What the task asks:
Copy all of the material exactly. Pictures are not to appear in the copy.

Extracted material:
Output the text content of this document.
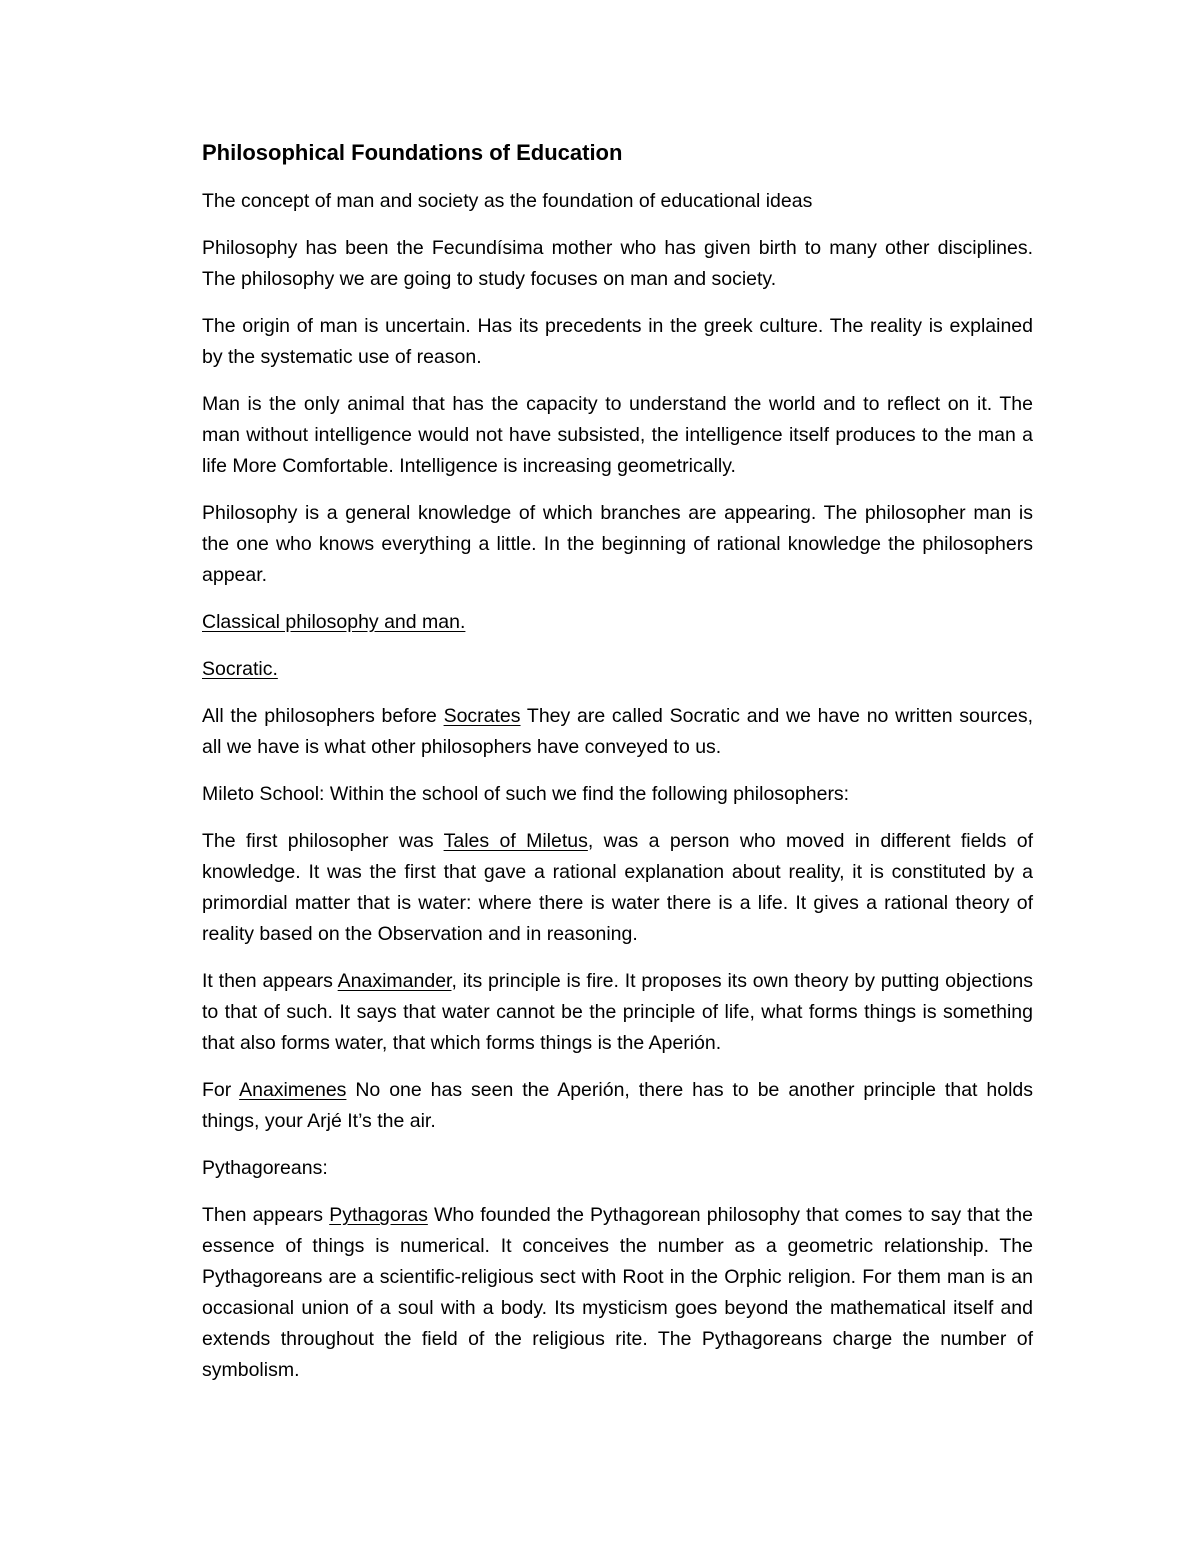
Philosophical Foundations of Education

The concept of man and society as the foundation of educational ideas

Philosophy has been the Fecundísima mother who has given birth to many other disciplines. The philosophy we are going to study focuses on man and society.

The origin of man is uncertain. Has its precedents in the greek culture. The reality is explained by the systematic use of reason.

Man is the only animal that has the capacity to understand the world and to reflect on it. The man without intelligence would not have subsisted, the intelligence itself produces to the man a life More Comfortable. Intelligence is increasing geometrically.

Philosophy is a general knowledge of which branches are appearing. The philosopher man is the one who knows everything a little. In the beginning of rational knowledge the philosophers appear.

Classical philosophy and man.

Socratic.

All the philosophers before Socrates They are called Socratic and we have no written sources, all we have is what other philosophers have conveyed to us.

Mileto School: Within the school of such we find the following philosophers:

The first philosopher was Tales of Miletus, was a person who moved in different fields of knowledge. It was the first that gave a rational explanation about reality, it is constituted by a primordial matter that is water: where there is water there is a life. It gives a rational theory of reality based on the Observation and in reasoning.

It then appears Anaximander, its principle is fire. It proposes its own theory by putting objections to that of such. It says that water cannot be the principle of life, what forms things is something that also forms water, that which forms things is the Aperión.

For Anaximenes No one has seen the Aperión, there has to be another principle that holds things, your Arjé It’s the air.

Pythagoreans:

Then appears Pythagoras Who founded the Pythagorean philosophy that comes to say that the essence of things is numerical. It conceives the number as a geometric relationship. The Pythagoreans are a scientific-religious sect with Root in the Orphic religion. For them man is an occasional union of a soul with a body. Its mysticism goes beyond the mathematical itself and extends throughout the field of the religious rite. The Pythagoreans charge the number of symbolism.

Solution to the problem:
Output the text content of this document.
Philosophical Foundations of Education

The concept of man and society as the foundation of educational ideas

Philosophy has been the Fecundísima mother who has given birth to many other disciplines. The philosophy we are going to study focuses on man and society.

The origin of man is uncertain. Has its precedents in the greek culture. The reality is explained by the systematic use of reason.

Man is the only animal that has the capacity to understand the world and to reflect on it. The man without intelligence would not have subsisted, the intelligence itself produces to the man a life More Comfortable. Intelligence is increasing geometrically.

Philosophy is a general knowledge of which branches are appearing. The philosopher man is the one who knows everything a little. In the beginning of rational knowledge the philosophers appear.

Classical philosophy and man.

Socratic.

All the philosophers before Socrates They are called Socratic and we have no written sources, all we have is what other philosophers have conveyed to us.

Mileto School: Within the school of such we find the following philosophers:

The first philosopher was Tales of Miletus, was a person who moved in different fields of knowledge. It was the first that gave a rational explanation about reality, it is constituted by a primordial matter that is water: where there is water there is a life. It gives a rational theory of reality based on the Observation and in reasoning.

It then appears Anaximander, its principle is fire. It proposes its own theory by putting objections to that of such. It says that water cannot be the principle of life, what forms things is something that also forms water, that which forms things is the Aperión.

For Anaximenes No one has seen the Aperión, there has to be another principle that holds things, your Arjé It’s the air.

Pythagoreans:

Then appears Pythagoras Who founded the Pythagorean philosophy that comes to say that the essence of things is numerical. It conceives the number as a geometric relationship. The Pythagoreans are a scientific-religious sect with Root in the Orphic religion. For them man is an occasional union of a soul with a body. Its mysticism goes beyond the mathematical itself and extends throughout the field of the religious rite. The Pythagoreans charge the number of symbolism.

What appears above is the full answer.